■ REQUIRED WORK ■
Restate each entry word for word, leaving nothing out.

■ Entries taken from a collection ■
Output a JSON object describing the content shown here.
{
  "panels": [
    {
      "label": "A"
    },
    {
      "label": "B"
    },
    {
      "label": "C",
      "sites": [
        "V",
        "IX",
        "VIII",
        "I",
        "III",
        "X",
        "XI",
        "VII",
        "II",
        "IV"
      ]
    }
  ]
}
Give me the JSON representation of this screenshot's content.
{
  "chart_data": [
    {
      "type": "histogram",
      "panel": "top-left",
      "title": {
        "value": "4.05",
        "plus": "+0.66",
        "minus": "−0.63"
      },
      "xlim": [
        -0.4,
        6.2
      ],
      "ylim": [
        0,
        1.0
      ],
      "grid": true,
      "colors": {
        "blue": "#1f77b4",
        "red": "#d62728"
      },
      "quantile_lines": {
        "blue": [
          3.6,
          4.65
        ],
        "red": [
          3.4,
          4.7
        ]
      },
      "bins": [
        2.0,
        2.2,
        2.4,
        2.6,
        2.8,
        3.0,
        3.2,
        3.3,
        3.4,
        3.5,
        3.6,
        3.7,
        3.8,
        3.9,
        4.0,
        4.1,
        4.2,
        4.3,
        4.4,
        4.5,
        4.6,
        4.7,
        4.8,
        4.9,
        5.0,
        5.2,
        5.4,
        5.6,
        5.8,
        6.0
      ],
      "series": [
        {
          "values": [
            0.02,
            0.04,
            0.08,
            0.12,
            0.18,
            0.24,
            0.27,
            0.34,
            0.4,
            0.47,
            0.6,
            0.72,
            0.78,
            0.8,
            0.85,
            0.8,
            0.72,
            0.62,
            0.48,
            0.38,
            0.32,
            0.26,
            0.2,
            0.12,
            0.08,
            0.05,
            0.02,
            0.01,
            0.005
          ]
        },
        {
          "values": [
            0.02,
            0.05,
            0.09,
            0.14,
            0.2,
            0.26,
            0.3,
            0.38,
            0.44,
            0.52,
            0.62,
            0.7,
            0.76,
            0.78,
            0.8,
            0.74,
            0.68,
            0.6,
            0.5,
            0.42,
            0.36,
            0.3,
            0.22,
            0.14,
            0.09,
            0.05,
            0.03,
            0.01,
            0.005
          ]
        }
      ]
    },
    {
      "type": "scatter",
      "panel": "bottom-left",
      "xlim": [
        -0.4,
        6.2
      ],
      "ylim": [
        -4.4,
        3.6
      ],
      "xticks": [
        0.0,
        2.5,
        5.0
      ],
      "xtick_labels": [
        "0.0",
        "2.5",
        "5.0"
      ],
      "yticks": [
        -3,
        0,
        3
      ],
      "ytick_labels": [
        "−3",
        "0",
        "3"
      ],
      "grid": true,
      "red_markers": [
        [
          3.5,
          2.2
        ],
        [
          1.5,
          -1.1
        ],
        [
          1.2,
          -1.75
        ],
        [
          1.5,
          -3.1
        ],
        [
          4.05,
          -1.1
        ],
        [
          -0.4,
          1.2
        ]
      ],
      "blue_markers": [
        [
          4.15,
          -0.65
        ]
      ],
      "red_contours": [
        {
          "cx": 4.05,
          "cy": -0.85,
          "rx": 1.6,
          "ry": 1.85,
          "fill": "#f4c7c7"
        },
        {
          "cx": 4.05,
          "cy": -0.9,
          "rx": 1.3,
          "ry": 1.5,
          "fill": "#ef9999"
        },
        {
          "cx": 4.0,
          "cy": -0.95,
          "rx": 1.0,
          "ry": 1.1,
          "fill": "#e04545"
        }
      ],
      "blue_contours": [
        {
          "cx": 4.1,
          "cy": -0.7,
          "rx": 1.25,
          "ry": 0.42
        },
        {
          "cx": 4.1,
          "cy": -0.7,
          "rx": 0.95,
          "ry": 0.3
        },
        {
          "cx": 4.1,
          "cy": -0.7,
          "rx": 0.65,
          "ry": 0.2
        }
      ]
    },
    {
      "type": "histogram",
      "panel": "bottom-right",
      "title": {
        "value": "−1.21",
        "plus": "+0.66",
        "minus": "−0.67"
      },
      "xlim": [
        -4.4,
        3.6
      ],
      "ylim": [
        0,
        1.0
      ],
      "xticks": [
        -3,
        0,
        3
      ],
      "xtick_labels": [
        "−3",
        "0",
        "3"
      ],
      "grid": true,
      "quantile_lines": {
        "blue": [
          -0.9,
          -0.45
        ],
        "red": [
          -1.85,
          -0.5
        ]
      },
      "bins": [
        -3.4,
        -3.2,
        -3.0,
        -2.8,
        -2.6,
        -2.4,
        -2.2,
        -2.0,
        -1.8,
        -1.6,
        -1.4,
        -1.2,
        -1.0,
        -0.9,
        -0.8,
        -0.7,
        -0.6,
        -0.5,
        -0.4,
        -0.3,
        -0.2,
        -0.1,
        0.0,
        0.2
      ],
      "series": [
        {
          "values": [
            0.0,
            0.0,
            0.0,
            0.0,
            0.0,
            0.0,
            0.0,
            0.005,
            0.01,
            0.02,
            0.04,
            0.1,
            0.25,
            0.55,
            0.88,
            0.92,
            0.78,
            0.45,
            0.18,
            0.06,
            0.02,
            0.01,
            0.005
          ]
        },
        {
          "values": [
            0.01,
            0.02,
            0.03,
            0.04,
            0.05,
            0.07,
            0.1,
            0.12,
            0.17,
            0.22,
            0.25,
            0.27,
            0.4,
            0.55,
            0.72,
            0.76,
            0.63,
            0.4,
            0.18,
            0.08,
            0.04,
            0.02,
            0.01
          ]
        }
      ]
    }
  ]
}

■ ANSWER TO THIS TASK ■
Output a JSON object describing the content shown here.
{
  "panels": [
    {
      "label": "A"
    },
    {
      "label": "B"
    },
    {
      "label": "C",
      "sites": [
        "V",
        "IX",
        "VIII",
        "I",
        "III",
        "X",
        "XI",
        "VII",
        "II",
        "IV"
      ]
    }
  ]
}
Give me the JSON representation of this screenshot's content.
{
  "chart_data": [
    {
      "type": "histogram",
      "panel": "top-left",
      "title": {
        "value": "4.05",
        "plus": "+0.66",
        "minus": "−0.63"
      },
      "xlim": [
        -0.4,
        6.2
      ],
      "ylim": [
        0,
        1.0
      ],
      "grid": true,
      "colors": {
        "blue": "#1f77b4",
        "red": "#d62728"
      },
      "quantile_lines": {
        "blue": [
          3.6,
          4.65
        ],
        "red": [
          3.4,
          4.7
        ]
      },
      "bins": [
        2.0,
        2.2,
        2.4,
        2.6,
        2.8,
        3.0,
        3.2,
        3.3,
        3.4,
        3.5,
        3.6,
        3.7,
        3.8,
        3.9,
        4.0,
        4.1,
        4.2,
        4.3,
        4.4,
        4.5,
        4.6,
        4.7,
        4.8,
        4.9,
        5.0,
        5.2,
        5.4,
        5.6,
        5.8,
        6.0
      ],
      "series": [
        {
          "values": [
            0.02,
            0.04,
            0.08,
            0.12,
            0.18,
            0.24,
            0.27,
            0.34,
            0.4,
            0.47,
            0.6,
            0.72,
            0.78,
            0.8,
            0.85,
            0.8,
            0.72,
            0.62,
            0.48,
            0.38,
            0.32,
            0.26,
            0.2,
            0.12,
            0.08,
            0.05,
            0.02,
            0.01,
            0.005
          ]
        },
        {
          "values": [
            0.02,
            0.05,
            0.09,
            0.14,
            0.2,
            0.26,
            0.3,
            0.38,
            0.44,
            0.52,
            0.62,
            0.7,
            0.76,
            0.78,
            0.8,
            0.74,
            0.68,
            0.6,
            0.5,
            0.42,
            0.36,
            0.3,
            0.22,
            0.14,
            0.09,
            0.05,
            0.03,
            0.01,
            0.005
          ]
        }
      ]
    },
    {
      "type": "scatter",
      "panel": "bottom-left",
      "xlim": [
        -0.4,
        6.2
      ],
      "ylim": [
        -4.4,
        3.6
      ],
      "xticks": [
        0.0,
        2.5,
        5.0
      ],
      "xtick_labels": [
        "0.0",
        "2.5",
        "5.0"
      ],
      "yticks": [
        -3,
        0,
        3
      ],
      "ytick_labels": [
        "−3",
        "0",
        "3"
      ],
      "grid": true,
      "red_markers": [
        [
          3.5,
          2.2
        ],
        [
          1.5,
          -1.1
        ],
        [
          1.2,
          -1.75
        ],
        [
          1.5,
          -3.1
        ],
        [
          4.05,
          -1.1
        ],
        [
          -0.4,
          1.2
        ]
      ],
      "blue_markers": [
        [
          4.15,
          -0.65
        ]
      ],
      "red_contours": [
        {
          "cx": 4.05,
          "cy": -0.85,
          "rx": 1.6,
          "ry": 1.85,
          "fill": "#f4c7c7"
        },
        {
          "cx": 4.05,
          "cy": -0.9,
          "rx": 1.3,
          "ry": 1.5,
          "fill": "#ef9999"
        },
        {
          "cx": 4.0,
          "cy": -0.95,
          "rx": 1.0,
          "ry": 1.1,
          "fill": "#e04545"
        }
      ],
      "blue_contours": [
        {
          "cx": 4.1,
          "cy": -0.7,
          "rx": 1.25,
          "ry": 0.42
        },
        {
          "cx": 4.1,
          "cy": -0.7,
          "rx": 0.95,
          "ry": 0.3
        },
        {
          "cx": 4.1,
          "cy": -0.7,
          "rx": 0.65,
          "ry": 0.2
        }
      ]
    },
    {
      "type": "histogram",
      "panel": "bottom-right",
      "title": {
        "value": "−1.21",
        "plus": "+0.66",
        "minus": "−0.67"
      },
      "xlim": [
        -4.4,
        3.6
      ],
      "ylim": [
        0,
        1.0
      ],
      "xticks": [
        -3,
        0,
        3
      ],
      "xtick_labels": [
        "−3",
        "0",
        "3"
      ],
      "grid": true,
      "quantile_lines": {
        "blue": [
          -0.9,
          -0.45
        ],
        "red": [
          -1.85,
          -0.5
        ]
      },
      "bins": [
        -3.4,
        -3.2,
        -3.0,
        -2.8,
        -2.6,
        -2.4,
        -2.2,
        -2.0,
        -1.8,
        -1.6,
        -1.4,
        -1.2,
        -1.0,
        -0.9,
        -0.8,
        -0.7,
        -0.6,
        -0.5,
        -0.4,
        -0.3,
        -0.2,
        -0.1,
        0.0,
        0.2
      ],
      "series": [
        {
          "values": [
            0.0,
            0.0,
            0.0,
            0.0,
            0.0,
            0.0,
            0.0,
            0.005,
            0.01,
            0.02,
            0.04,
            0.1,
            0.25,
            0.55,
            0.88,
            0.92,
            0.78,
            0.45,
            0.18,
            0.06,
            0.02,
            0.01,
            0.005
          ]
        },
        {
          "values": [
            0.01,
            0.02,
            0.03,
            0.04,
            0.05,
            0.07,
            0.1,
            0.12,
            0.17,
            0.22,
            0.25,
            0.27,
            0.4,
            0.55,
            0.72,
            0.76,
            0.63,
            0.4,
            0.18,
            0.08,
            0.04,
            0.02,
            0.01
          ]
        }
      ]
    }
  ]
}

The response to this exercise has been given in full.